* **GIVEN PROBLEM**
Word for word, print each line of the listing below; pictures stay out.

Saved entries
%%

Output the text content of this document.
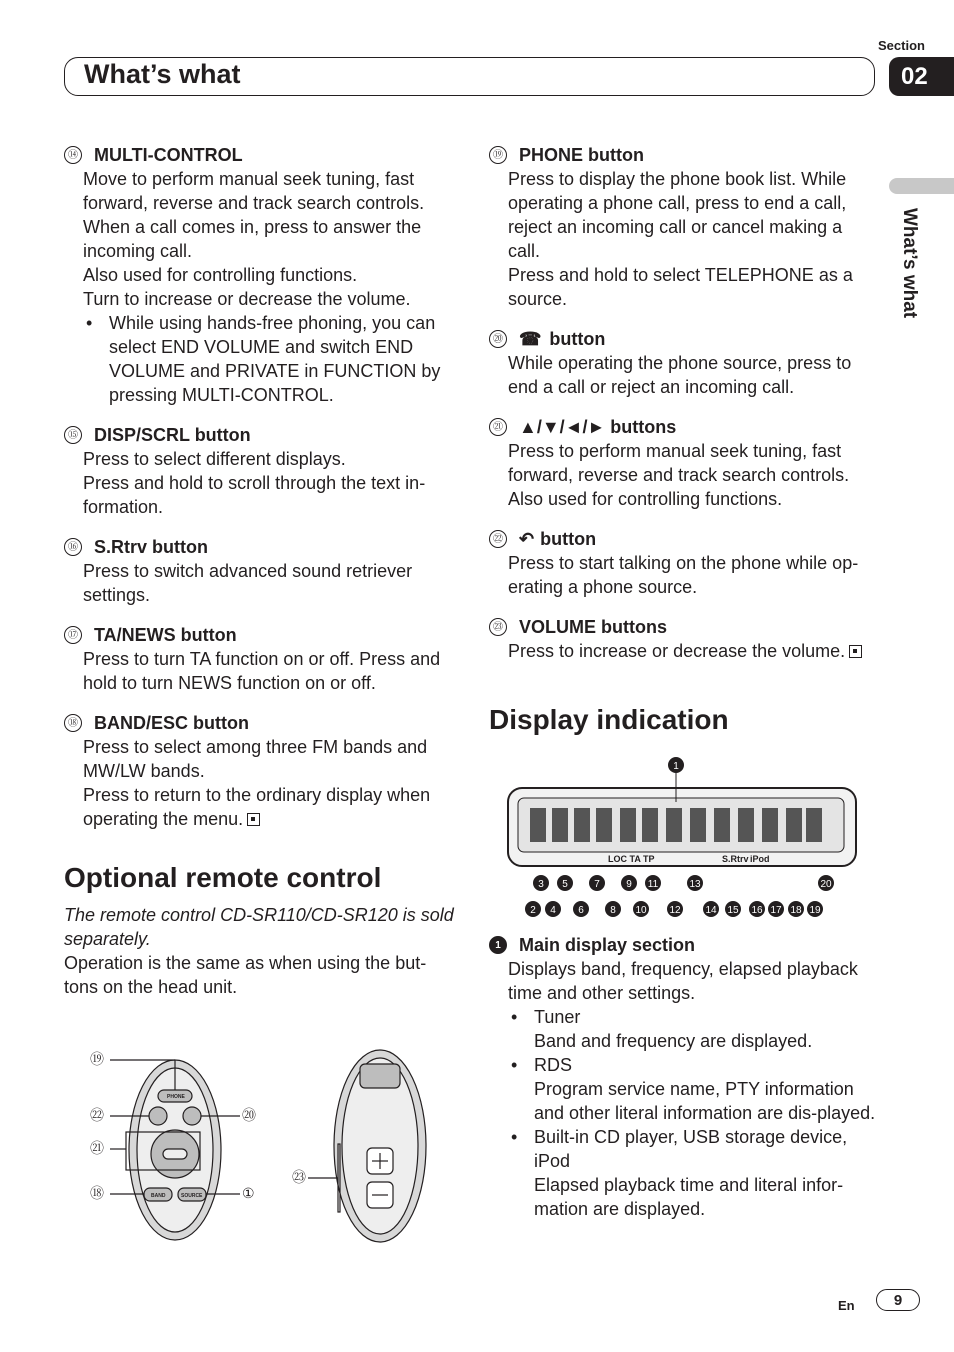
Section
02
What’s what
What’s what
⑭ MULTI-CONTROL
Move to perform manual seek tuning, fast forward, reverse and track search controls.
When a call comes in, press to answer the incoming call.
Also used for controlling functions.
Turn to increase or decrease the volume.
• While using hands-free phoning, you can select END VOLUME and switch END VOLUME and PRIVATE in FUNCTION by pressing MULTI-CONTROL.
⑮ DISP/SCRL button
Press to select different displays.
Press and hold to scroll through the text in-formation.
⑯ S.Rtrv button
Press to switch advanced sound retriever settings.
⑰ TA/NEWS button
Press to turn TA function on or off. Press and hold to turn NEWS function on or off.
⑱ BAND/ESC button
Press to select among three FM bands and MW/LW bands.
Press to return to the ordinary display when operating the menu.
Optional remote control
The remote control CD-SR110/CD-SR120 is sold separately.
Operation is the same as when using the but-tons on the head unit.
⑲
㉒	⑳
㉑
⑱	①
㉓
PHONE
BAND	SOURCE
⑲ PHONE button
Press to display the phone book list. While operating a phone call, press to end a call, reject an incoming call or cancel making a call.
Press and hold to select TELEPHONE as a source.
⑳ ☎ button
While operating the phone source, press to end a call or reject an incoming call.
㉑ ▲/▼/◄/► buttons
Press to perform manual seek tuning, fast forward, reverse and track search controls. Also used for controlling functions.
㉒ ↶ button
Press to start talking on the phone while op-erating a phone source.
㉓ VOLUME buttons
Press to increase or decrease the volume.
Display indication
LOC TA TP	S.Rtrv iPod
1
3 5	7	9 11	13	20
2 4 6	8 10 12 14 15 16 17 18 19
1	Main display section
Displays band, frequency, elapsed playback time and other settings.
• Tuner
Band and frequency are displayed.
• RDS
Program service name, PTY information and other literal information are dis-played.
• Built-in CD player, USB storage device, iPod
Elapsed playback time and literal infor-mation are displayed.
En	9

%%

* **EXERCISE SOLUTION**
Output the text content of this document.
Section
02
What’s what
What’s what
⑭ MULTI-CONTROL
Move to perform manual seek tuning, fast forward, reverse and track search controls.
When a call comes in, press to answer the incoming call.
Also used for controlling functions.
Turn to increase or decrease the volume.
• While using hands-free phoning, you can select END VOLUME and switch END VOLUME and PRIVATE in FUNCTION by pressing MULTI-CONTROL.
⑮ DISP/SCRL button
Press to select different displays.
Press and hold to scroll through the text in-formation.
⑯ S.Rtrv button
Press to switch advanced sound retriever settings.
⑰ TA/NEWS button
Press to turn TA function on or off. Press and hold to turn NEWS function on or off.
⑱ BAND/ESC button
Press to select among three FM bands and MW/LW bands.
Press to return to the ordinary display when operating the menu.
Optional remote control
The remote control CD-SR110/CD-SR120 is sold separately.
Operation is the same as when using the but-tons on the head unit.
⑲
㉒	⑳
㉑
⑱	①
㉓
PHONE
BAND	SOURCE
⑲ PHONE button
Press to display the phone book list. While operating a phone call, press to end a call, reject an incoming call or cancel making a call.
Press and hold to select TELEPHONE as a source.
⑳ ☎ button
While operating the phone source, press to end a call or reject an incoming call.
㉑ ▲/▼/◄/► buttons
Press to perform manual seek tuning, fast forward, reverse and track search controls. Also used for controlling functions.
㉒ ↶ button
Press to start talking on the phone while op-erating a phone source.
㉓ VOLUME buttons
Press to increase or decrease the volume.
Display indication
LOC TA TP	S.Rtrv iPod
1
3 5	7	9 11	13	20
2 4 6	8 10 12 14 15 16 17 18 19
1	Main display section
Displays band, frequency, elapsed playback time and other settings.
• Tuner
Band and frequency are displayed.
• RDS
Program service name, PTY information and other literal information are dis-played.
• Built-in CD player, USB storage device, iPod
Elapsed playback time and literal infor-mation are displayed.
En	9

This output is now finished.